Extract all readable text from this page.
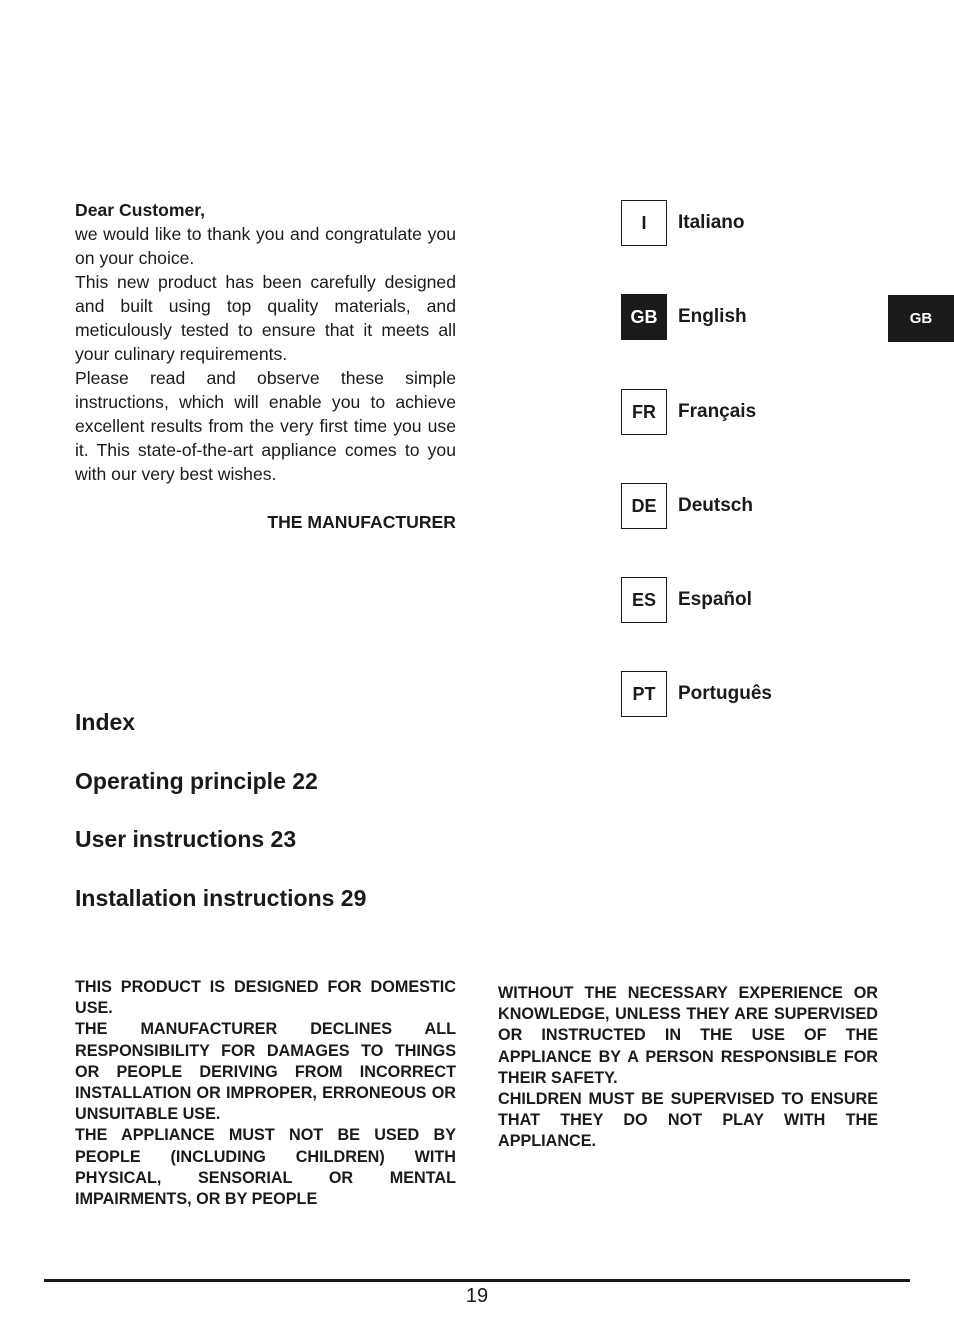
Dear Customer,

we would like to thank you and congratulate you on your choice.

This new product has been carefully designed and built using top quality materials, and meticulously tested to ensure that it meets all your culinary requirements.

Please read and observe these simple instructions, which will enable you to achieve excellent results from the very first time you use it. This state-of-the-art appliance comes to you with our very best wishes.

THE MANUFACTURER

I	Italiano
GB	English
FR	Français
DE	Deutsch
ES	Español
PT	Português
GB
Index
Operating principle 22
User instructions 23
Installation instructions 29

THIS PRODUCT IS DESIGNED FOR DOMESTIC USE.

THE MANUFACTURER DECLINES ALL RESPONSIBILITY FOR DAMAGES TO THINGS OR PEOPLE DERIVING FROM INCORRECT INSTALLATION OR IMPROPER, ERRONEOUS OR UNSUITABLE USE.

THE APPLIANCE MUST NOT BE USED BY PEOPLE (INCLUDING CHILDREN) WITH PHYSICAL, SENSORIAL OR MENTAL IMPAIRMENTS, OR BY PEOPLE

WITHOUT THE NECESSARY EXPERIENCE OR KNOWLEDGE, UNLESS THEY ARE SUPERVISED OR INSTRUCTED IN THE USE OF THE APPLIANCE BY A PERSON RESPONSIBLE FOR THEIR SAFETY.

CHILDREN MUST BE SUPERVISED TO ENSURE THAT THEY DO NOT PLAY WITH THE APPLIANCE.

19
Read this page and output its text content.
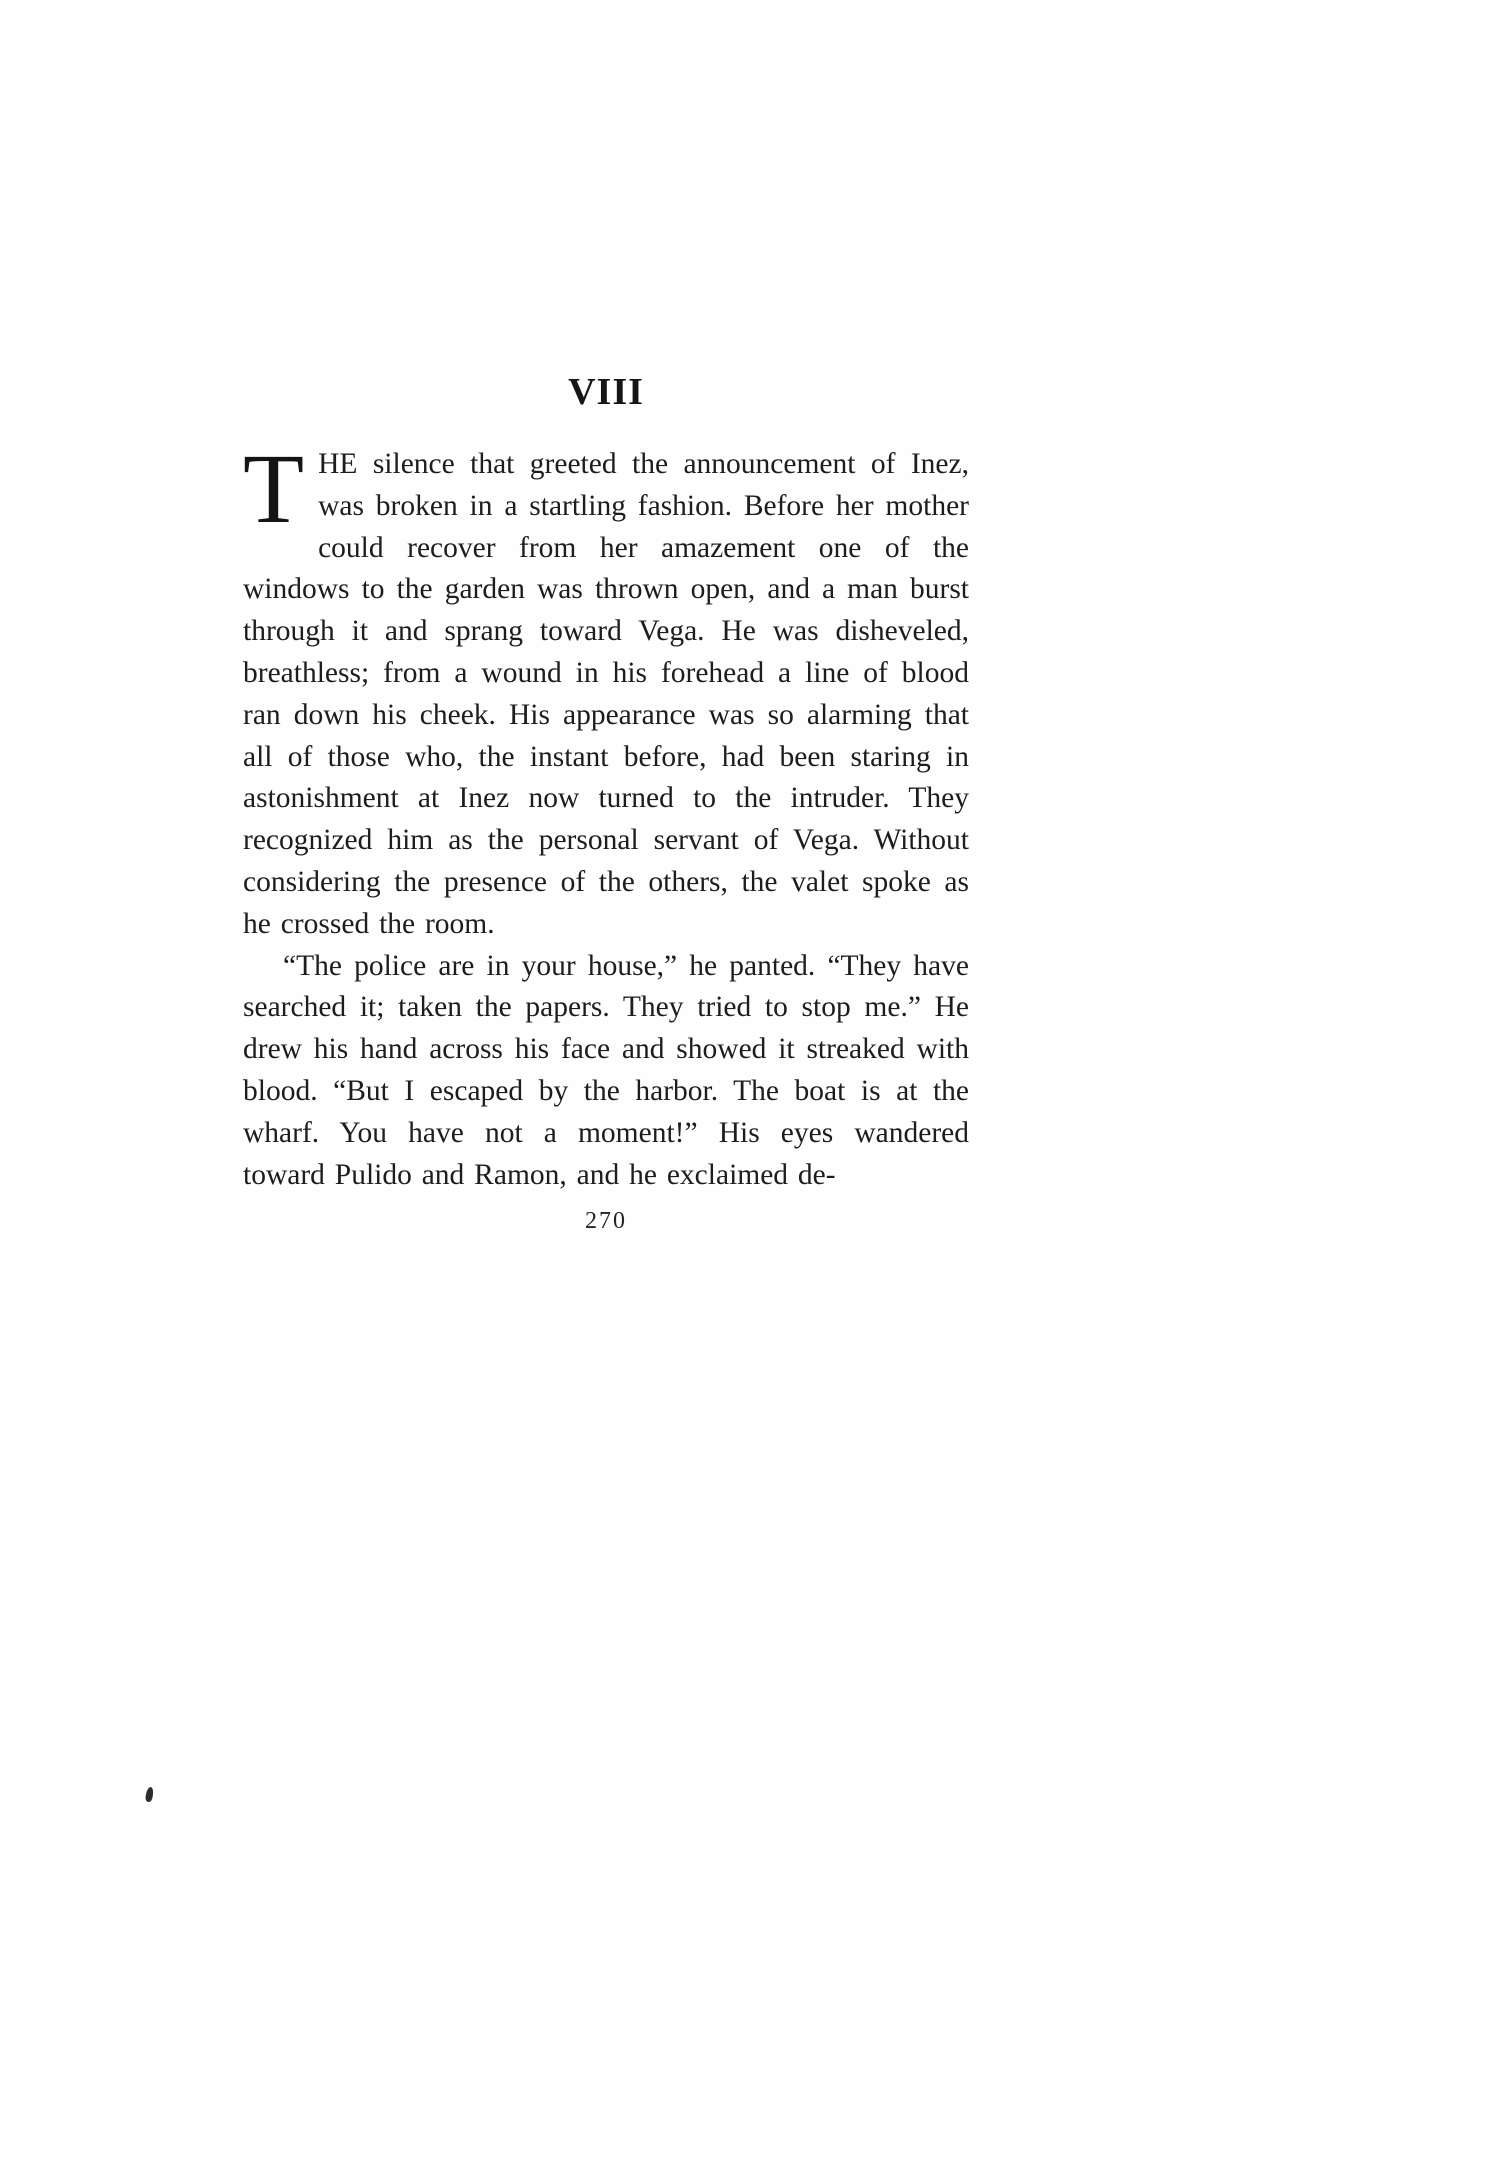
VIII

THE silence that greeted the announcement of Inez, was broken in a startling fashion. Before her mother could recover from her amazement one of the windows to the garden was thrown open, and a man burst through it and sprang toward Vega. He was disheveled, breathless; from a wound in his forehead a line of blood ran down his cheek. His appearance was so alarming that all of those who, the instant before, had been staring in astonishment at Inez now turned to the intruder. They recognized him as the personal servant of Vega. Without considering the presence of the others, the valet spoke as he crossed the room.

“The police are in your house,” he panted. “They have searched it; taken the papers. They tried to stop me.” He drew his hand across his face and showed it streaked with blood. “But I escaped by the harbor. The boat is at the wharf. You have not a moment!” His eyes wandered toward Pulido and Ramon, and he exclaimed de-

270
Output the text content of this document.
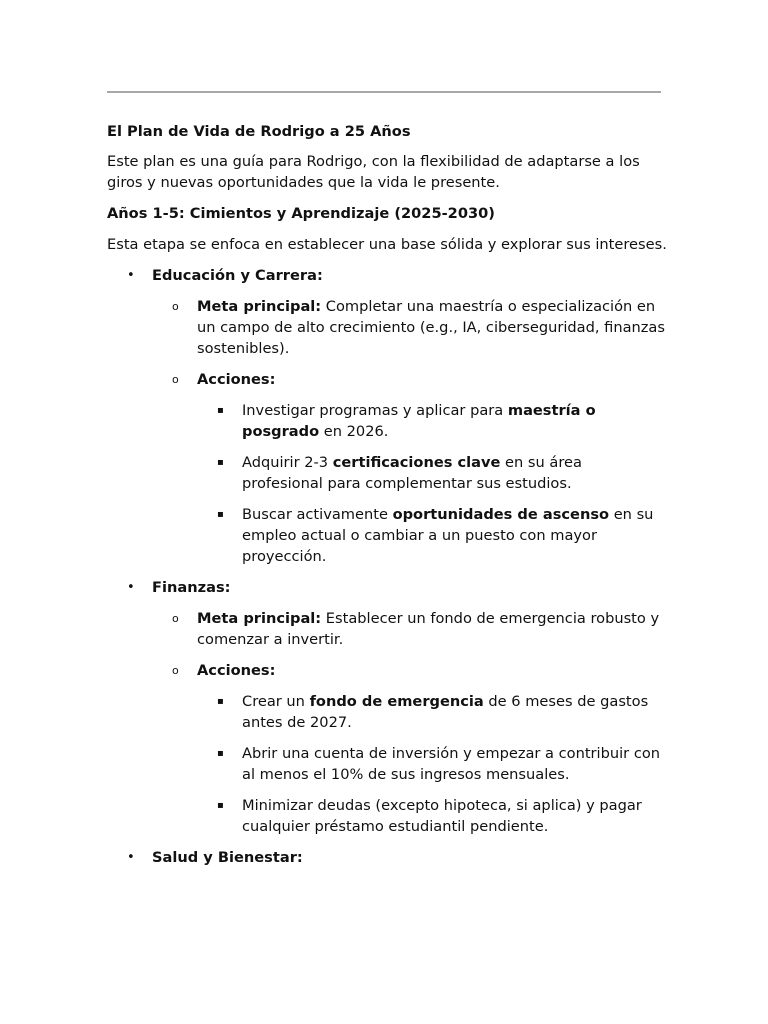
El Plan de Vida de Rodrigo a 25 Años
Este plan es una guía para Rodrigo, con la flexibilidad de adaptarse a los giros y nuevas oportunidades que la vida le presente.
Años 1-5: Cimientos y Aprendizaje (2025-2030)
Esta etapa se enfoca en establecer una base sólida y explorar sus intereses.
•	Educación y Carrera:
o	Meta principal: Completar una maestría o especialización en un campo de alto crecimiento (e.g., IA, ciberseguridad, finanzas sostenibles).
o	Acciones:
▪	Investigar programas y aplicar para maestría o posgrado en 2026.
▪	Adquirir 2-3 certificaciones clave en su área profesional para complementar sus estudios.
▪	Buscar activamente oportunidades de ascenso en su empleo actual o cambiar a un puesto con mayor proyección.
•	Finanzas:
o	Meta principal: Establecer un fondo de emergencia robusto y comenzar a invertir.
o	Acciones:
▪	Crear un fondo de emergencia de 6 meses de gastos antes de 2027.
▪	Abrir una cuenta de inversión y empezar a contribuir con al menos el 10% de sus ingresos mensuales.
▪	Minimizar deudas (excepto hipoteca, si aplica) y pagar cualquier préstamo estudiantil pendiente.
•	Salud y Bienestar:
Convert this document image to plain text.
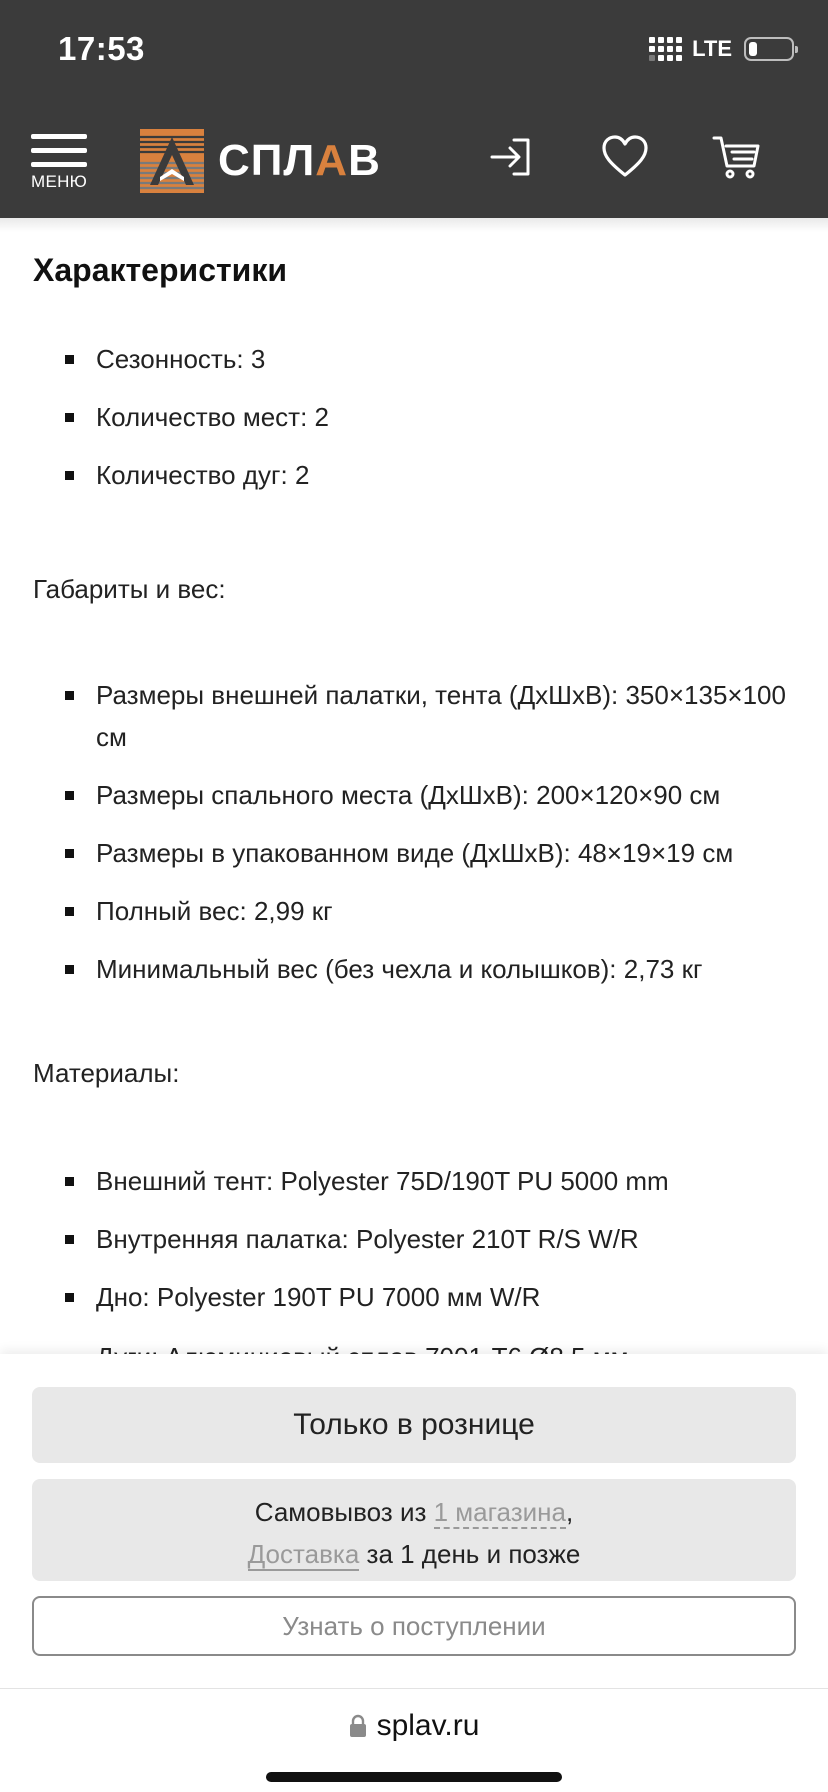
17:53	LTE
МЕНЮ	СПЛАВ
Характеристики
Сезонность: 3
Количество мест: 2
Количество дуг: 2
Габариты и вес:
Размеры внешней палатки, тента (ДхШхВ): 350×135×100 см
Размеры спального места (ДхШхВ): 200×120×90 см
Размеры в упакованном виде (ДхШхВ): 48×19×19 см
Полный вес: 2,99 кг
Минимальный вес (без чехла и колышков): 2,73 кг
Материалы:
Внешний тент: Polyester 75D/190T PU 5000 mm
Внутренняя палатка: Polyester 210T R/S W/R
Дно: Polyester 190T PU 7000 мм W/R
Только в рознице
Самовывоз из 1 магазина,
Доставка за 1 день и позже
Узнать о поступлении
splav.ru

------------------------------

# EXERCISE
Across the records above, count the lines holding "PEOPLE" and reply with that number alone.

# OUTPUT OF THE EXERCISE
2